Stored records
** begin **

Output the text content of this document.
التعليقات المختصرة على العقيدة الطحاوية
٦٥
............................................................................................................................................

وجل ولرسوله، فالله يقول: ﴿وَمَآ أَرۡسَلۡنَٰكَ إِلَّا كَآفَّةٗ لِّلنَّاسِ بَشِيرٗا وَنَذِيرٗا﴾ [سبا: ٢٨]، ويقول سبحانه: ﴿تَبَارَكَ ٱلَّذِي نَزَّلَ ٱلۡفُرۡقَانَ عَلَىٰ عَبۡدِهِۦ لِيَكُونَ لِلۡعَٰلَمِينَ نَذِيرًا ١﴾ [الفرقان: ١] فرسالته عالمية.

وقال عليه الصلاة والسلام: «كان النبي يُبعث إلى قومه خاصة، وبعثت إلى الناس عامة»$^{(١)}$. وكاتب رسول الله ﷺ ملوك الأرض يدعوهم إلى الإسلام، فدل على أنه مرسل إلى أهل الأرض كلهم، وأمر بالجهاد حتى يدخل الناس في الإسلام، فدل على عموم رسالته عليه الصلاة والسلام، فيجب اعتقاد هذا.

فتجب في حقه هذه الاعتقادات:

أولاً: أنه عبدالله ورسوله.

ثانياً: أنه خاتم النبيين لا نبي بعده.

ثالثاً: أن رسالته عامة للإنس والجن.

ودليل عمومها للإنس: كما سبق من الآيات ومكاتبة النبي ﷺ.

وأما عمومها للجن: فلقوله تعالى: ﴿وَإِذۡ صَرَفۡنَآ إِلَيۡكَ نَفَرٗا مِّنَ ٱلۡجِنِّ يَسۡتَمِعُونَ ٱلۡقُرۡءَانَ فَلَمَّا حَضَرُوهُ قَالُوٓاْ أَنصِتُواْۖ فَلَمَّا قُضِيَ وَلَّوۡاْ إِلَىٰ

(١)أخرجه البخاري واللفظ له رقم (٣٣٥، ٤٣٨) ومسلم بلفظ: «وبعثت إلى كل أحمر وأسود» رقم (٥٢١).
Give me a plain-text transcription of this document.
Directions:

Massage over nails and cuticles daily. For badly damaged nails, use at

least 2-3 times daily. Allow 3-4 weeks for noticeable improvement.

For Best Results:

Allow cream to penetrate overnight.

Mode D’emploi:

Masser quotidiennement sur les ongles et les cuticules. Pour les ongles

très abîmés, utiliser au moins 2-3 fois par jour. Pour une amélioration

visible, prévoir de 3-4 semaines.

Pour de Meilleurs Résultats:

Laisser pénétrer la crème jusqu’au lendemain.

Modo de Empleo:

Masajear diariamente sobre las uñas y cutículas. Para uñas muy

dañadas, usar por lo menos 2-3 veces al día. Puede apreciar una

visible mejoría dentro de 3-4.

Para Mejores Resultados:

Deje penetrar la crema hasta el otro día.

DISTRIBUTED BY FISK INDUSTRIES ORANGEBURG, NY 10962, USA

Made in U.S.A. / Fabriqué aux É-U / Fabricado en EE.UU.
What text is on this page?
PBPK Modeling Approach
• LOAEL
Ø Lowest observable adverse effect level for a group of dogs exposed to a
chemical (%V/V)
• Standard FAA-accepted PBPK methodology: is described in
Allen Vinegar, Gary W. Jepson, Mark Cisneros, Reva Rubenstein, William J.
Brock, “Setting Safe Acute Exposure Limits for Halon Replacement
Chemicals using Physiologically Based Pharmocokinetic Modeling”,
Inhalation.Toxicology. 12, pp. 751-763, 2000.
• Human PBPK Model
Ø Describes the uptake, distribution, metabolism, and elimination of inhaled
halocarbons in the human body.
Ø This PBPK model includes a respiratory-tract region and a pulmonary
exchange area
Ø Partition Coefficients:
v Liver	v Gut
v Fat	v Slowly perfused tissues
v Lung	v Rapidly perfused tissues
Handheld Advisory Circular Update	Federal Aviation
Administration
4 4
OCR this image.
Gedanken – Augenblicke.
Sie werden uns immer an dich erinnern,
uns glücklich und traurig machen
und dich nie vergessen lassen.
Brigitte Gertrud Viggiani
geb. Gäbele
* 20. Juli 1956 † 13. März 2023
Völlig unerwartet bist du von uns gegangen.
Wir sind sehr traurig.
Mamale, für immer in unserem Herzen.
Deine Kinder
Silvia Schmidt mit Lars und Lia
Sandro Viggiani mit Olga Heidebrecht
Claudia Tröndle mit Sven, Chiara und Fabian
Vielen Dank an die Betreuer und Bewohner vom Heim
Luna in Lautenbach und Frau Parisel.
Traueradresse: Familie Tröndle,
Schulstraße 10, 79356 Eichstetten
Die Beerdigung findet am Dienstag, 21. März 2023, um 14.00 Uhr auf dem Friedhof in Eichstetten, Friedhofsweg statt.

** end **

**Stated problem:** Reproduce each line verbatim.

**Result for this exercise:**
Output the text content of this document.
التعليقات المختصرة على العقيدة الطحاوية
٦٥
............................................................................................................................................

وجل ولرسوله، فالله يقول: ﴿وَمَآ أَرۡسَلۡنَٰكَ إِلَّا كَآفَّةٗ لِّلنَّاسِ بَشِيرٗا وَنَذِيرٗا﴾ [سبا: ٢٨]، ويقول سبحانه: ﴿تَبَارَكَ ٱلَّذِي نَزَّلَ ٱلۡفُرۡقَانَ عَلَىٰ عَبۡدِهِۦ لِيَكُونَ لِلۡعَٰلَمِينَ نَذِيرًا ١﴾ [الفرقان: ١] فرسالته عالمية.

وقال عليه الصلاة والسلام: «كان النبي يُبعث إلى قومه خاصة، وبعثت إلى الناس عامة»$^{(١)}$. وكاتب رسول الله ﷺ ملوك الأرض يدعوهم إلى الإسلام، فدل على أنه مرسل إلى أهل الأرض كلهم، وأمر بالجهاد حتى يدخل الناس في الإسلام، فدل على عموم رسالته عليه الصلاة والسلام، فيجب اعتقاد هذا.

فتجب في حقه هذه الاعتقادات:

أولاً: أنه عبدالله ورسوله.

ثانياً: أنه خاتم النبيين لا نبي بعده.

ثالثاً: أن رسالته عامة للإنس والجن.

ودليل عمومها للإنس: كما سبق من الآيات ومكاتبة النبي ﷺ.

وأما عمومها للجن: فلقوله تعالى: ﴿وَإِذۡ صَرَفۡنَآ إِلَيۡكَ نَفَرٗا مِّنَ ٱلۡجِنِّ يَسۡتَمِعُونَ ٱلۡقُرۡءَانَ فَلَمَّا حَضَرُوهُ قَالُوٓاْ أَنصِتُواْۖ فَلَمَّا قُضِيَ وَلَّوۡاْ إِلَىٰ

(١)أخرجه البخاري واللفظ له رقم (٣٣٥، ٤٣٨) ومسلم بلفظ: «وبعثت إلى كل أحمر وأسود» رقم (٥٢١).
Give me a plain-text transcription of this document.
Directions:

Massage over nails and cuticles daily. For badly damaged nails, use at

least 2-3 times daily. Allow 3-4 weeks for noticeable improvement.

For Best Results:

Allow cream to penetrate overnight.

Mode D’emploi:

Masser quotidiennement sur les ongles et les cuticules. Pour les ongles

très abîmés, utiliser au moins 2-3 fois par jour. Pour une amélioration

visible, prévoir de 3-4 semaines.

Pour de Meilleurs Résultats:

Laisser pénétrer la crème jusqu’au lendemain.

Modo de Empleo:

Masajear diariamente sobre las uñas y cutículas. Para uñas muy

dañadas, usar por lo menos 2-3 veces al día. Puede apreciar una

visible mejoría dentro de 3-4.

Para Mejores Resultados:

Deje penetrar la crema hasta el otro día.

DISTRIBUTED BY FISK INDUSTRIES ORANGEBURG, NY 10962, USA

Made in U.S.A. / Fabriqué aux É-U / Fabricado en EE.UU.
What text is on this page?
PBPK Modeling Approach
• LOAEL
Ø Lowest observable adverse effect level for a group of dogs exposed to a
chemical (%V/V)
• Standard FAA-accepted PBPK methodology: is described in
Allen Vinegar, Gary W. Jepson, Mark Cisneros, Reva Rubenstein, William J.
Brock, “Setting Safe Acute Exposure Limits for Halon Replacement
Chemicals using Physiologically Based Pharmocokinetic Modeling”,
Inhalation.Toxicology. 12, pp. 751-763, 2000.
• Human PBPK Model
Ø Describes the uptake, distribution, metabolism, and elimination of inhaled
halocarbons in the human body.
Ø This PBPK model includes a respiratory-tract region and a pulmonary
exchange area
Ø Partition Coefficients:
v Liver	v Gut
v Fat	v Slowly perfused tissues
v Lung	v Rapidly perfused tissues
Handheld Advisory Circular Update	Federal Aviation
Administration
4 4
OCR this image.
Gedanken – Augenblicke.
Sie werden uns immer an dich erinnern,
uns glücklich und traurig machen
und dich nie vergessen lassen.
Brigitte Gertrud Viggiani
geb. Gäbele
* 20. Juli 1956 † 13. März 2023
Völlig unerwartet bist du von uns gegangen.
Wir sind sehr traurig.
Mamale, für immer in unserem Herzen.
Deine Kinder
Silvia Schmidt mit Lars und Lia
Sandro Viggiani mit Olga Heidebrecht
Claudia Tröndle mit Sven, Chiara und Fabian
Vielen Dank an die Betreuer und Bewohner vom Heim
Luna in Lautenbach und Frau Parisel.
Traueradresse: Familie Tröndle,
Schulstraße 10, 79356 Eichstetten
Die Beerdigung findet am Dienstag, 21. März 2023, um 14.00 Uhr auf dem Friedhof in Eichstetten, Friedhofsweg statt.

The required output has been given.